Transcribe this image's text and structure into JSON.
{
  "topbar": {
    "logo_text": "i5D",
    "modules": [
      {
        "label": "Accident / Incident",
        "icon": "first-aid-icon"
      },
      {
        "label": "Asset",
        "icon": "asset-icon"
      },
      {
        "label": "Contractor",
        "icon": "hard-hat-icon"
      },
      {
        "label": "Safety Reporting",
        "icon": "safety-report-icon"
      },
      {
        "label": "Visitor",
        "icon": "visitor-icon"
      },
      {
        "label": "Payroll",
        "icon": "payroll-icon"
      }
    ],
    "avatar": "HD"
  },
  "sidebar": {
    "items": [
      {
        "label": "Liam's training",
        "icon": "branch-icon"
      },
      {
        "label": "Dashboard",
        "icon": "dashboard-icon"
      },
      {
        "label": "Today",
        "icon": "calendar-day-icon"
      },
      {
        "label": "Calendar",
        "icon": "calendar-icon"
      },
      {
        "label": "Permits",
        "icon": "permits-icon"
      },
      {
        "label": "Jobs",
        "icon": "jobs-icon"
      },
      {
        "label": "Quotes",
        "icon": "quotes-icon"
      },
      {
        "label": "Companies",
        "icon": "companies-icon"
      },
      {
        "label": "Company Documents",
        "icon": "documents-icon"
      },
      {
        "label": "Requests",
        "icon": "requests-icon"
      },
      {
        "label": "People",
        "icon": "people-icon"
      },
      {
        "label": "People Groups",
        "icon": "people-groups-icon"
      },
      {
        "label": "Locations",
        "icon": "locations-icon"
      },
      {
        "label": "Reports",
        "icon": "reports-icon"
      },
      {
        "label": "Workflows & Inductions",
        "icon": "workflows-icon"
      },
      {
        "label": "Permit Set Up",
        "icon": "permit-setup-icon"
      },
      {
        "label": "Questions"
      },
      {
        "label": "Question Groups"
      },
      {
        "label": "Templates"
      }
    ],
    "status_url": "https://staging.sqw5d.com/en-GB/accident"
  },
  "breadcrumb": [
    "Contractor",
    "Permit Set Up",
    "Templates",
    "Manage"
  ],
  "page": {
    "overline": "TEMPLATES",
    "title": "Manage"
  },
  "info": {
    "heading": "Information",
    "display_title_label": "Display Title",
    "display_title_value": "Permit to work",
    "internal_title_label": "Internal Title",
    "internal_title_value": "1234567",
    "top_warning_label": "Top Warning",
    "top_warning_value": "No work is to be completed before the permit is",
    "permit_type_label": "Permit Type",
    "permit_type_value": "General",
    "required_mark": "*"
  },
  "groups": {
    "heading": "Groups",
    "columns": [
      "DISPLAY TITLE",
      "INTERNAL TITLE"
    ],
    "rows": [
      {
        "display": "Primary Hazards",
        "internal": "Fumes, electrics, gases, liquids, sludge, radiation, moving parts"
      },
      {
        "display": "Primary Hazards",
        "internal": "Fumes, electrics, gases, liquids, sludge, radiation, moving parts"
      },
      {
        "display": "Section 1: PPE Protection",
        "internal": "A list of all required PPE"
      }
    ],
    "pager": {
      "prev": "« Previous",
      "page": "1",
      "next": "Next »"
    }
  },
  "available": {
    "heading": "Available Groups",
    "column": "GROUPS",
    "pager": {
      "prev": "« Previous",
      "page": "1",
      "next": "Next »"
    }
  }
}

● ● ● ● ●

Goal
Exactly as shown above, return every record.

Written response
Transcribe this image's text and structure into JSON.
{
  "topbar": {
    "logo_text": "i5D",
    "modules": [
      {
        "label": "Accident / Incident",
        "icon": "first-aid-icon"
      },
      {
        "label": "Asset",
        "icon": "asset-icon"
      },
      {
        "label": "Contractor",
        "icon": "hard-hat-icon"
      },
      {
        "label": "Safety Reporting",
        "icon": "safety-report-icon"
      },
      {
        "label": "Visitor",
        "icon": "visitor-icon"
      },
      {
        "label": "Payroll",
        "icon": "payroll-icon"
      }
    ],
    "avatar": "HD"
  },
  "sidebar": {
    "items": [
      {
        "label": "Liam's training",
        "icon": "branch-icon"
      },
      {
        "label": "Dashboard",
        "icon": "dashboard-icon"
      },
      {
        "label": "Today",
        "icon": "calendar-day-icon"
      },
      {
        "label": "Calendar",
        "icon": "calendar-icon"
      },
      {
        "label": "Permits",
        "icon": "permits-icon"
      },
      {
        "label": "Jobs",
        "icon": "jobs-icon"
      },
      {
        "label": "Quotes",
        "icon": "quotes-icon"
      },
      {
        "label": "Companies",
        "icon": "companies-icon"
      },
      {
        "label": "Company Documents",
        "icon": "documents-icon"
      },
      {
        "label": "Requests",
        "icon": "requests-icon"
      },
      {
        "label": "People",
        "icon": "people-icon"
      },
      {
        "label": "People Groups",
        "icon": "people-groups-icon"
      },
      {
        "label": "Locations",
        "icon": "locations-icon"
      },
      {
        "label": "Reports",
        "icon": "reports-icon"
      },
      {
        "label": "Workflows & Inductions",
        "icon": "workflows-icon"
      },
      {
        "label": "Permit Set Up",
        "icon": "permit-setup-icon"
      },
      {
        "label": "Questions"
      },
      {
        "label": "Question Groups"
      },
      {
        "label": "Templates"
      }
    ],
    "status_url": "https://staging.sqw5d.com/en-GB/accident"
  },
  "breadcrumb": [
    "Contractor",
    "Permit Set Up",
    "Templates",
    "Manage"
  ],
  "page": {
    "overline": "TEMPLATES",
    "title": "Manage"
  },
  "info": {
    "heading": "Information",
    "display_title_label": "Display Title",
    "display_title_value": "Permit to work",
    "internal_title_label": "Internal Title",
    "internal_title_value": "1234567",
    "top_warning_label": "Top Warning",
    "top_warning_value": "No work is to be completed before the permit is",
    "permit_type_label": "Permit Type",
    "permit_type_value": "General",
    "required_mark": "*"
  },
  "groups": {
    "heading": "Groups",
    "columns": [
      "DISPLAY TITLE",
      "INTERNAL TITLE"
    ],
    "rows": [
      {
        "display": "Primary Hazards",
        "internal": "Fumes, electrics, gases, liquids, sludge, radiation, moving parts"
      },
      {
        "display": "Primary Hazards",
        "internal": "Fumes, electrics, gases, liquids, sludge, radiation, moving parts"
      },
      {
        "display": "Section 1: PPE Protection",
        "internal": "A list of all required PPE"
      }
    ],
    "pager": {
      "prev": "« Previous",
      "page": "1",
      "next": "Next »"
    }
  },
  "available": {
    "heading": "Available Groups",
    "column": "GROUPS",
    "pager": {
      "prev": "« Previous",
      "page": "1",
      "next": "Next »"
    }
  }
}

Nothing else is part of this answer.